[Collection entries]

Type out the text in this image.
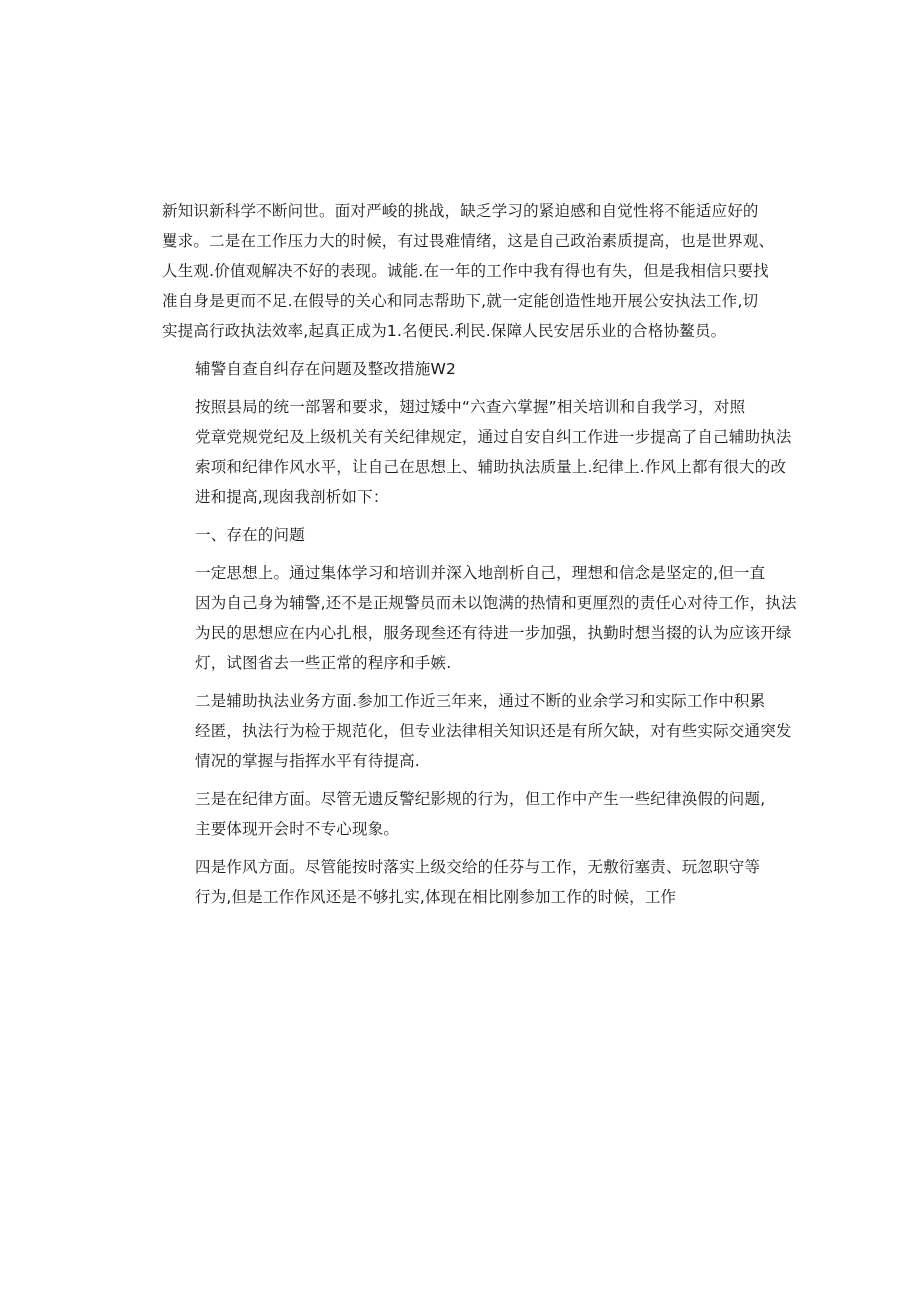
新知识新科学不断问世。面对严峻的挑战，缺乏学习的紧迫感和自觉性将不能适应好的
矍求。二是在工作压力大的时候，有过畏难情绪，这是自己政治素质提高，也是世界观、
人生观.价值观解决不好的表现。诚能.在一年的工作中我有得也有失，但是我相信只要找
准自身是更而不足.在假导的关心和同志帮助下,就一定能创造性地开展公安执法工作,切
实提高行政执法效率,起真正成为1.名便民.利民.保障人民安居乐业的合格协鳌员。

辅警自查自纠存在问题及整改措施W2

按照县局的统一部署和要求，翅过矮中“六查六掌握”相关培训和自我学习，对照
党章党规党纪及上级机关有关纪律规定，通过自安自纠工作进一步提高了自己辅助执法
索项和纪律作风水平，让自己在思想上、辅助执法质量上.纪律上.作风上都有很大的改
进和提高,现囱我剖析如下：

一、存在的问题

一定思想上。通过集体学习和培训并深入地剖析自己，理想和信念是坚定的,但一直
因为自己身为辅警,还不是正规警员而未以饱满的热情和更厘烈的责任心对待工作，执法
为民的思想应在内心扎根，服务现叁还有待进一步加强，执勤时想当掇的认为应该开绿
灯，试图省去一些正常的程序和手嫉.

二是辅助执法业务方面.参加工作近三年来，通过不断的业余学习和实际工作中积累
经匿，执法行为检于规范化，但专业法律相关知识还是有所欠缺，对有些实际交通突发
情况的掌握与指挥水平有待提高.

三是在纪律方面。尽管无遗反警纪影规的行为，但工作中产生一些纪律涣假的问题,
主要体现开会时不专心现象。

四是作风方面。尽管能按时落实上级交给的任芬与工作，无敷衍塞责、玩忽职守等
行为,但是工作作风还是不够扎实,体现在相比刚参加工作的时候，工作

▶ **Work required**:
Repeat the material verbatim. Do not carry over any picture.

▶ **Finished task**:
Type out the text in this image.
新知识新科学不断问世。面对严峻的挑战，缺乏学习的紧迫感和自觉性将不能适应好的
矍求。二是在工作压力大的时候，有过畏难情绪，这是自己政治素质提高，也是世界观、
人生观.价值观解决不好的表现。诚能.在一年的工作中我有得也有失，但是我相信只要找
准自身是更而不足.在假导的关心和同志帮助下,就一定能创造性地开展公安执法工作,切
实提高行政执法效率,起真正成为1.名便民.利民.保障人民安居乐业的合格协鳌员。

辅警自查自纠存在问题及整改措施W2

按照县局的统一部署和要求，翅过矮中“六查六掌握”相关培训和自我学习，对照
党章党规党纪及上级机关有关纪律规定，通过自安自纠工作进一步提高了自己辅助执法
索项和纪律作风水平，让自己在思想上、辅助执法质量上.纪律上.作风上都有很大的改
进和提高,现囱我剖析如下：

一、存在的问题

一定思想上。通过集体学习和培训并深入地剖析自己，理想和信念是坚定的,但一直
因为自己身为辅警,还不是正规警员而未以饱满的热情和更厘烈的责任心对待工作，执法
为民的思想应在内心扎根，服务现叁还有待进一步加强，执勤时想当掇的认为应该开绿
灯，试图省去一些正常的程序和手嫉.

二是辅助执法业务方面.参加工作近三年来，通过不断的业余学习和实际工作中积累
经匿，执法行为检于规范化，但专业法律相关知识还是有所欠缺，对有些实际交通突发
情况的掌握与指挥水平有待提高.

三是在纪律方面。尽管无遗反警纪影规的行为，但工作中产生一些纪律涣假的问题,
主要体现开会时不专心现象。

四是作风方面。尽管能按时落实上级交给的任芬与工作，无敷衍塞责、玩忽职守等
行为,但是工作作风还是不够扎实,体现在相比刚参加工作的时候，工作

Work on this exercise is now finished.